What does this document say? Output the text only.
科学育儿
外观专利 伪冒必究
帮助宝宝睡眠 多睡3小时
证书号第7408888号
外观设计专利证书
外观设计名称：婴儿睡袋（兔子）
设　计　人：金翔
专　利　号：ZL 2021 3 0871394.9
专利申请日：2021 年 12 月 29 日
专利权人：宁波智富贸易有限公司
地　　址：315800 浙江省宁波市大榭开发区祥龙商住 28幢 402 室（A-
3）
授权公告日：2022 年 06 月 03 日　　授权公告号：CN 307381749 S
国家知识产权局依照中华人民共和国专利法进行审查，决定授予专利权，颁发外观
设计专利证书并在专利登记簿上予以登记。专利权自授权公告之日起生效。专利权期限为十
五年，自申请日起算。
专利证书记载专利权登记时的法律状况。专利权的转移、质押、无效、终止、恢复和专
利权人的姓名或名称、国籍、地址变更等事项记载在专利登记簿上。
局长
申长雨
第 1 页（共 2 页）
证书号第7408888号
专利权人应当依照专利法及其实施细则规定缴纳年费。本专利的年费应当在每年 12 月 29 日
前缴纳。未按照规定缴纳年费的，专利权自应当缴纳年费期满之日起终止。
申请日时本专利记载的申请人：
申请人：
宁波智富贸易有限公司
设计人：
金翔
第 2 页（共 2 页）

⁂

What needs to be done: Output the records exactly, including every line.

Complete output:
What does this document say? Output the text only.
科学育儿
外观专利 伪冒必究
帮助宝宝睡眠 多睡3小时
证书号第7408888号
外观设计专利证书
外观设计名称：婴儿睡袋（兔子）
设　计　人：金翔
专　利　号：ZL 2021 3 0871394.9
专利申请日：2021 年 12 月 29 日
专利权人：宁波智富贸易有限公司
地　　址：315800 浙江省宁波市大榭开发区祥龙商住 28幢 402 室（A-
3）
授权公告日：2022 年 06 月 03 日　　授权公告号：CN 307381749 S
国家知识产权局依照中华人民共和国专利法进行审查，决定授予专利权，颁发外观
设计专利证书并在专利登记簿上予以登记。专利权自授权公告之日起生效。专利权期限为十
五年，自申请日起算。
专利证书记载专利权登记时的法律状况。专利权的转移、质押、无效、终止、恢复和专
利权人的姓名或名称、国籍、地址变更等事项记载在专利登记簿上。
局长
申长雨
第 1 页（共 2 页）
证书号第7408888号
专利权人应当依照专利法及其实施细则规定缴纳年费。本专利的年费应当在每年 12 月 29 日
前缴纳。未按照规定缴纳年费的，专利权自应当缴纳年费期满之日起终止。
申请日时本专利记载的申请人：
申请人：
宁波智富贸易有限公司
设计人：
金翔
第 2 页（共 2 页）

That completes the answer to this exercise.